Write every line out verbatim and omit the pictures.

:::

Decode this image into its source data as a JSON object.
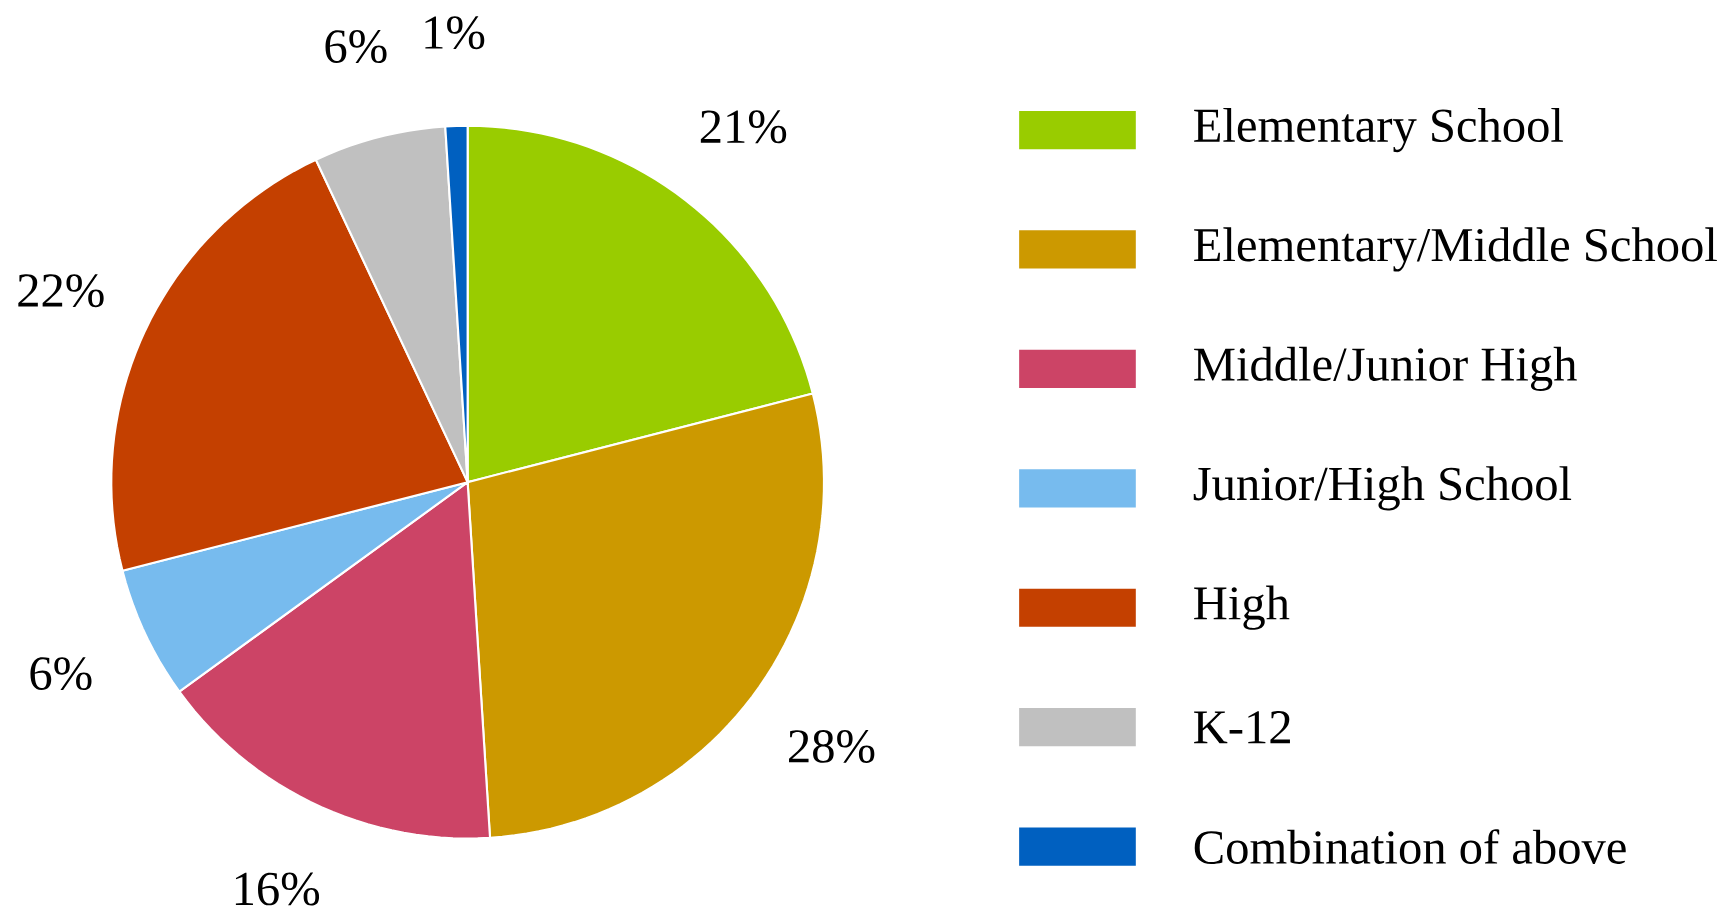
{
  "chart_data": {
    "type": "pie",
    "categories": [
      "Elementary School",
      "Elementary/Middle School",
      "Middle/Junior High",
      "Junior/High School",
      "High",
      "K-12",
      "Combination of above"
    ],
    "values": [
      21,
      28,
      16,
      6,
      22,
      6,
      1
    ],
    "value_labels": [
      "21%",
      "28%",
      "16%",
      "6%",
      "22%",
      "6%",
      "1%"
    ],
    "colors": [
      "#99cc00",
      "#cc9900",
      "#cc4466",
      "#77bbee",
      "#c44000",
      "#c0c0c0",
      "#0060c0"
    ],
    "legend": "right"
  }
}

:::

-- WRITTEN ANSWER --
Decode this image into its source data as a JSON object.
{
  "chart_data": {
    "type": "pie",
    "categories": [
      "Elementary School",
      "Elementary/Middle School",
      "Middle/Junior High",
      "Junior/High School",
      "High",
      "K-12",
      "Combination of above"
    ],
    "values": [
      21,
      28,
      16,
      6,
      22,
      6,
      1
    ],
    "value_labels": [
      "21%",
      "28%",
      "16%",
      "6%",
      "22%",
      "6%",
      "1%"
    ],
    "colors": [
      "#99cc00",
      "#cc9900",
      "#cc4466",
      "#77bbee",
      "#c44000",
      "#c0c0c0",
      "#0060c0"
    ],
    "legend": "right"
  }
}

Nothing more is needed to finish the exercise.